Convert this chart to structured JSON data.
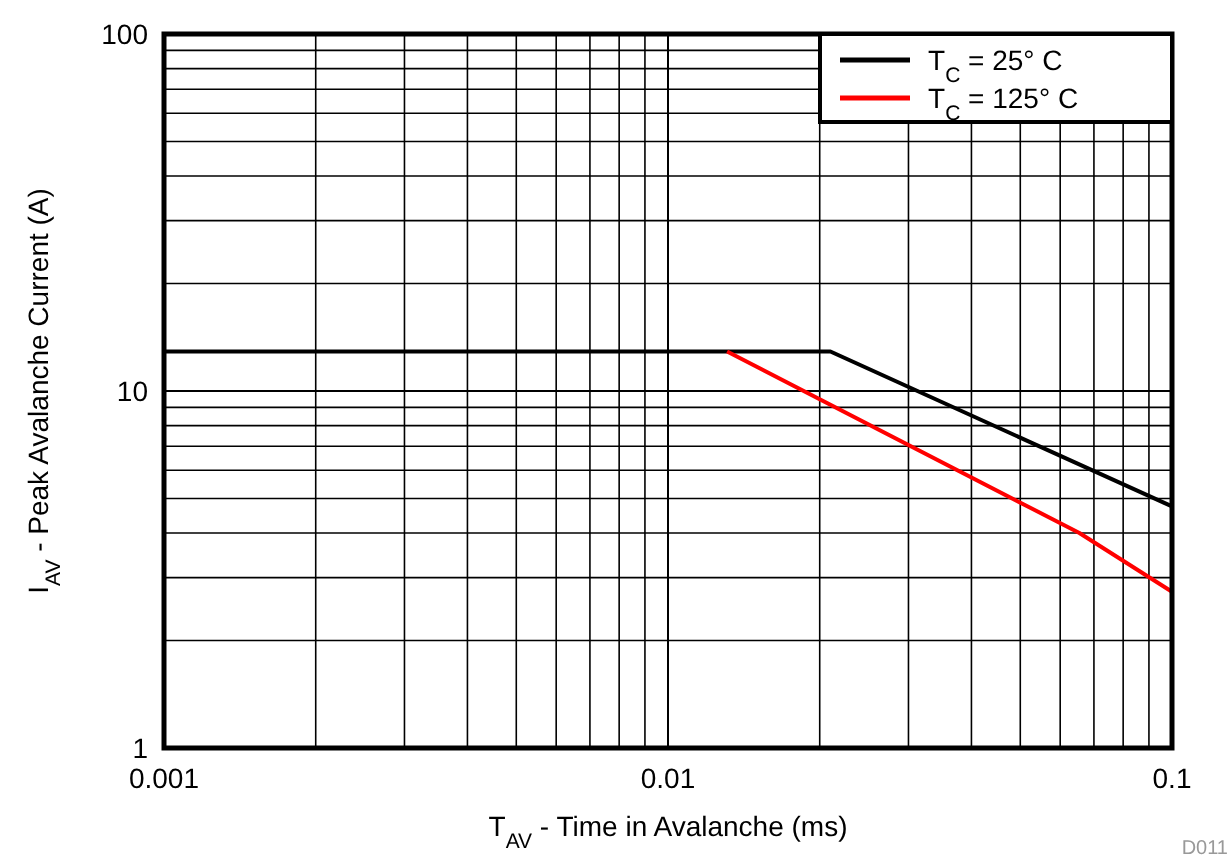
{
  "chart_data": {
    "type": "line",
    "xlabel": "T$_{AV}$ - Time in Avalanche (ms)",
    "ylabel": "I$_{AV}$ - Peak Avalanche Current (A)",
    "log": "xy",
    "grid": true,
    "legend": "top right",
    "marker": "none",
    "line_style": "solid",
    "xlim": [
      0.001,
      0.1
    ],
    "ylim": [
      1,
      100
    ],
    "xticks": [
      0.001,
      {
        "value": 0.002,
        "label": null
      },
      {
        "value": 0.003,
        "label": null
      },
      {
        "value": 0.004,
        "label": null
      },
      {
        "value": 0.005,
        "label": null
      },
      {
        "value": 0.006,
        "label": null
      },
      {
        "value": 0.007,
        "label": null
      },
      {
        "value": 0.008,
        "label": null
      },
      {
        "value": 0.009,
        "label": null
      },
      0.01,
      {
        "value": 0.02,
        "label": null
      },
      {
        "value": 0.03,
        "label": null
      },
      {
        "value": 0.04,
        "label": null
      },
      {
        "value": 0.05,
        "label": null
      },
      {
        "value": 0.06,
        "label": null
      },
      {
        "value": 0.07,
        "label": null
      },
      {
        "value": 0.08,
        "label": null
      },
      {
        "value": 0.09,
        "label": null
      },
      0.1
    ],
    "yticks": [
      1,
      {
        "value": 2,
        "label": null
      },
      {
        "value": 3,
        "label": null
      },
      {
        "value": 4,
        "label": null
      },
      {
        "value": 5,
        "label": null
      },
      {
        "value": 6,
        "label": null
      },
      {
        "value": 7,
        "label": null
      },
      {
        "value": 8,
        "label": null
      },
      {
        "value": 9,
        "label": null
      },
      10,
      {
        "value": 20,
        "label": null
      },
      {
        "value": 30,
        "label": null
      },
      {
        "value": 40,
        "label": null
      },
      {
        "value": 50,
        "label": null
      },
      {
        "value": 60,
        "label": null
      },
      {
        "value": 70,
        "label": null
      },
      {
        "value": 80,
        "label": null
      },
      {
        "value": 90,
        "label": null
      },
      100
    ],
    "series": [
      {
        "name": "T$_{C}$ = 25° C",
        "color": "#000000",
        "x": [
          0.001,
          0.021,
          0.1
        ],
        "values": [
          12.9,
          12.9,
          4.75
        ]
      },
      {
        "name": "T$_{C}$ = 125° C",
        "color": "#ff0000",
        "x": [
          0.0131,
          0.0655,
          0.1
        ],
        "values": [
          12.9,
          4.0,
          2.74
        ]
      }
    ],
    "annotations": [
      "D011"
    ]
  }
}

→ GIVEN TASK
Extract each line from the listing that holds the word "Avalanche".

→ RESULT
    "xlabel": "T$_{AV}$ - Time in Avalanche (ms)",
    "ylabel": "I$_{AV}$ - Peak Avalanche Current (A)",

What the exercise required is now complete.